_JOB_
Retype the records below word for word and omit any image.

— Start of INPUT DATA —

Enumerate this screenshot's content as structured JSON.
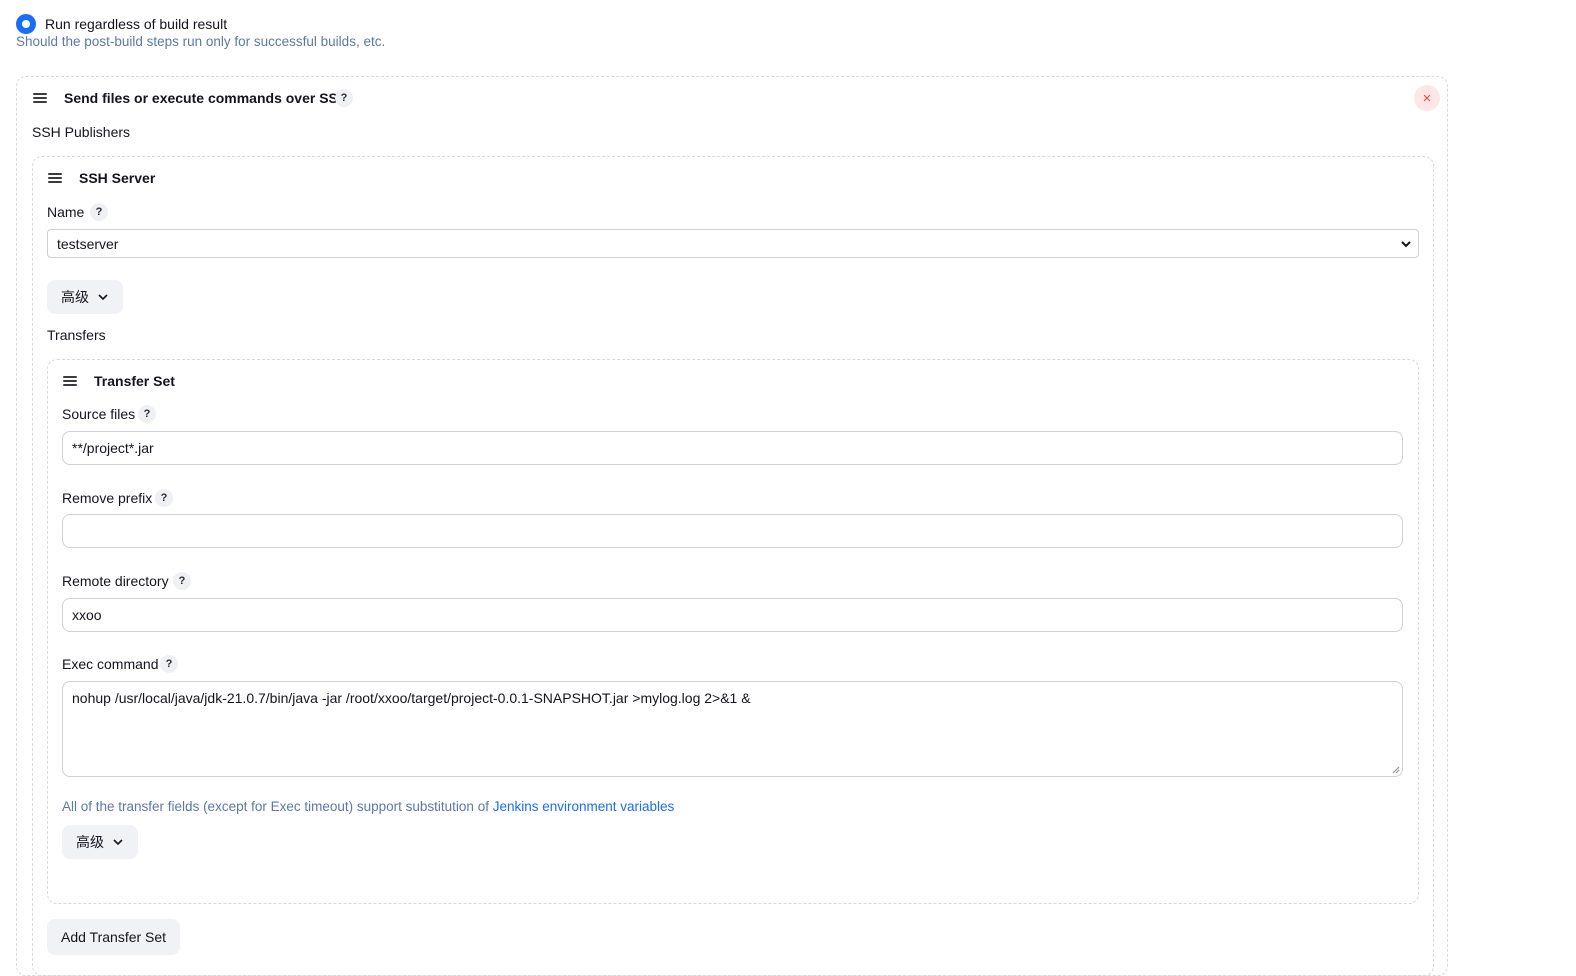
{
  "post_build": {
    "radio_label": "Run regardless of build result",
    "hint": "Should the post-build steps run only for successful builds, etc."
  },
  "ssh_step": {
    "title": "Send files or execute commands over SSH",
    "help": "?",
    "close": "×",
    "publishers_label": "SSH Publishers"
  },
  "ssh_server": {
    "title": "SSH Server",
    "name_label": "Name",
    "name_help": "?",
    "name_value": "testserver",
    "advanced_label": "高级",
    "transfers_label": "Transfers"
  },
  "transfer_set": {
    "title": "Transfer Set",
    "source_files_label": "Source files",
    "source_files_value": "**/project*.jar",
    "remove_prefix_label": "Remove prefix",
    "remove_prefix_value": "",
    "remote_directory_label": "Remote directory",
    "remote_directory_value": "xxoo",
    "exec_command_label": "Exec command",
    "exec_command_value": "nohup /usr/local/java/jdk-21.0.7/bin/java -jar /root/xxoo/target/project-0.0.1-SNAPSHOT.jar >mylog.log 2>&1 &",
    "help": "?",
    "env_note_prefix": "All of the transfer fields (except for Exec timeout) support substitution of ",
    "env_note_link": "Jenkins environment variables",
    "advanced_label": "高级"
  },
  "add_transfer_set_label": "Add Transfer Set",
  "colors": {
    "accent": "#1a6ef5",
    "hint_text": "#5a7aa5",
    "close_bg": "#fde6e6",
    "close_fg": "#e5484d"
  }
}
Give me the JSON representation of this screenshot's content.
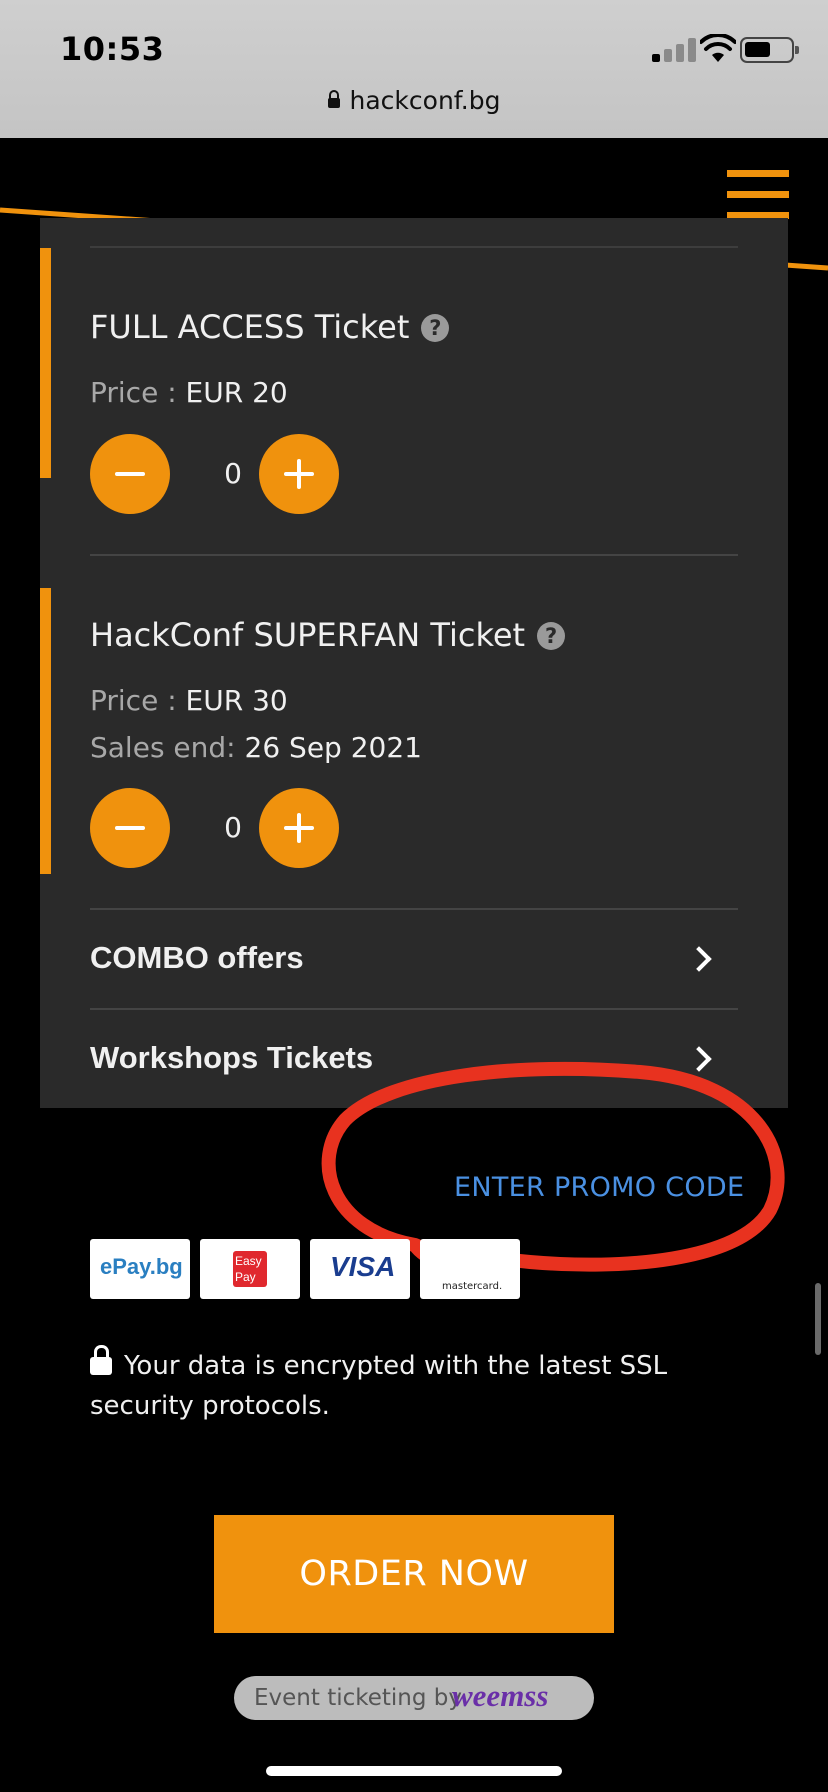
{
  "status_bar": {
    "time": "10:53"
  },
  "browser": {
    "url": "hackconf.bg"
  },
  "tickets": [
    {
      "title": "FULL ACCESS Ticket",
      "price_label": "Price :",
      "price_value": "EUR 20",
      "quantity": "0"
    },
    {
      "title": "HackConf SUPERFAN Ticket",
      "price_label": "Price :",
      "price_value": "EUR 30",
      "sales_end_label": "Sales end:",
      "sales_end_value": "26 Sep 2021",
      "quantity": "0"
    }
  ],
  "sections": [
    {
      "label": "COMBO offers"
    },
    {
      "label": "Workshops Tickets"
    }
  ],
  "promo": {
    "label": "ENTER PROMO CODE"
  },
  "payment_logos": {
    "epay": "ePay.bg",
    "easypay_line1": "Easy",
    "easypay_line2": "Pay",
    "visa": "VISA",
    "mastercard": "mastercard."
  },
  "security_note": "Your data is encrypted with the latest SSL security protocols.",
  "order_button": {
    "label": "ORDER NOW"
  },
  "footer": {
    "powered_text": "Event ticketing by",
    "brand": "weemss"
  },
  "colors": {
    "accent": "#f0920d",
    "card": "#2a2a2a",
    "link": "#4a90e2",
    "annotation": "#e8321f"
  },
  "icons": [
    "lock-icon",
    "signal-icon",
    "wifi-icon",
    "battery-icon",
    "menu-icon",
    "help-icon",
    "minus-icon",
    "plus-icon",
    "chevron-right-icon"
  ]
}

— End of INPUT DATA —

_EXERCISE RESULT_
Enumerate this screenshot's content as structured JSON.
{
  "post_build": {
    "radio_label": "Run regardless of build result",
    "hint": "Should the post-build steps run only for successful builds, etc."
  },
  "ssh_step": {
    "title": "Send files or execute commands over SSH",
    "help": "?",
    "close": "×",
    "publishers_label": "SSH Publishers"
  },
  "ssh_server": {
    "title": "SSH Server",
    "name_label": "Name",
    "name_help": "?",
    "name_value": "testserver",
    "advanced_label": "高级",
    "transfers_label": "Transfers"
  },
  "transfer_set": {
    "title": "Transfer Set",
    "source_files_label": "Source files",
    "source_files_value": "**/project*.jar",
    "remove_prefix_label": "Remove prefix",
    "remove_prefix_value": "",
    "remote_directory_label": "Remote directory",
    "remote_directory_value": "xxoo",
    "exec_command_label": "Exec command",
    "exec_command_value": "nohup /usr/local/java/jdk-21.0.7/bin/java -jar /root/xxoo/target/project-0.0.1-SNAPSHOT.jar >mylog.log 2>&1 &",
    "help": "?",
    "env_note_prefix": "All of the transfer fields (except for Exec timeout) support substitution of ",
    "env_note_link": "Jenkins environment variables",
    "advanced_label": "高级"
  },
  "add_transfer_set_label": "Add Transfer Set",
  "colors": {
    "accent": "#1a6ef5",
    "hint_text": "#5a7aa5",
    "close_bg": "#fde6e6",
    "close_fg": "#e5484d"
  }
}
Give me the JSON representation of this screenshot's content.
{
  "status_bar": {
    "time": "10:53"
  },
  "browser": {
    "url": "hackconf.bg"
  },
  "tickets": [
    {
      "title": "FULL ACCESS Ticket",
      "price_label": "Price :",
      "price_value": "EUR 20",
      "quantity": "0"
    },
    {
      "title": "HackConf SUPERFAN Ticket",
      "price_label": "Price :",
      "price_value": "EUR 30",
      "sales_end_label": "Sales end:",
      "sales_end_value": "26 Sep 2021",
      "quantity": "0"
    }
  ],
  "sections": [
    {
      "label": "COMBO offers"
    },
    {
      "label": "Workshops Tickets"
    }
  ],
  "promo": {
    "label": "ENTER PROMO CODE"
  },
  "payment_logos": {
    "epay": "ePay.bg",
    "easypay_line1": "Easy",
    "easypay_line2": "Pay",
    "visa": "VISA",
    "mastercard": "mastercard."
  },
  "security_note": "Your data is encrypted with the latest SSL security protocols.",
  "order_button": {
    "label": "ORDER NOW"
  },
  "footer": {
    "powered_text": "Event ticketing by",
    "brand": "weemss"
  },
  "colors": {
    "accent": "#f0920d",
    "card": "#2a2a2a",
    "link": "#4a90e2",
    "annotation": "#e8321f"
  },
  "icons": [
    "lock-icon",
    "signal-icon",
    "wifi-icon",
    "battery-icon",
    "menu-icon",
    "help-icon",
    "minus-icon",
    "plus-icon",
    "chevron-right-icon"
  ]
}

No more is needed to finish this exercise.